Problem statement: Copy every line that contains the string "value" from the entries below.
— Start Data in this exercise —
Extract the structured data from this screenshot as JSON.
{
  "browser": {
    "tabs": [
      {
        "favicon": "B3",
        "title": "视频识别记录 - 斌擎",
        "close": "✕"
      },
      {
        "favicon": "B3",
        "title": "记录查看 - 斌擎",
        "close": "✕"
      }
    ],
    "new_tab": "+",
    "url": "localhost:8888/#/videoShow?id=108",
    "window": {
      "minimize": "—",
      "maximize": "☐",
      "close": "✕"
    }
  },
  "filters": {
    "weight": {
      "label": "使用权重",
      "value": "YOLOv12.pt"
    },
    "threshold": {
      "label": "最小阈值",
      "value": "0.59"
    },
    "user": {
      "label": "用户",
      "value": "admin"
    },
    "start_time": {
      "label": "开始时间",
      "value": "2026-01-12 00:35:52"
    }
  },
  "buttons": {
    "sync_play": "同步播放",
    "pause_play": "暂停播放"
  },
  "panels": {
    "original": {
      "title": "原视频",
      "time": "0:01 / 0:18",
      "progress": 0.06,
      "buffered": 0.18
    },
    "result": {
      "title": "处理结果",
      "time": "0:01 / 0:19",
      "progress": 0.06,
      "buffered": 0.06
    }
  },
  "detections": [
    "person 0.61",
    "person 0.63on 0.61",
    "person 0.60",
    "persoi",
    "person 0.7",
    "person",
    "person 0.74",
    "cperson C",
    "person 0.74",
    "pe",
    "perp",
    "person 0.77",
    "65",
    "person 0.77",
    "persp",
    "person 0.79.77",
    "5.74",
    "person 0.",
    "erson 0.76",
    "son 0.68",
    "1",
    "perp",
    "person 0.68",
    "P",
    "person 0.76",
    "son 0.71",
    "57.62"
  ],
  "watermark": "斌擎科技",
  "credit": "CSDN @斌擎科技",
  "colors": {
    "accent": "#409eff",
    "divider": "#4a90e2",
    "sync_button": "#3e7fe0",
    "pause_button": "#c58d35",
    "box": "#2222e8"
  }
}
— End Data in this exercise —
Task result:
      "value": "YOLOv12.pt"
      "value": "0.59"
      "value": "admin"
      "value": "2026-01-12 00:35:52"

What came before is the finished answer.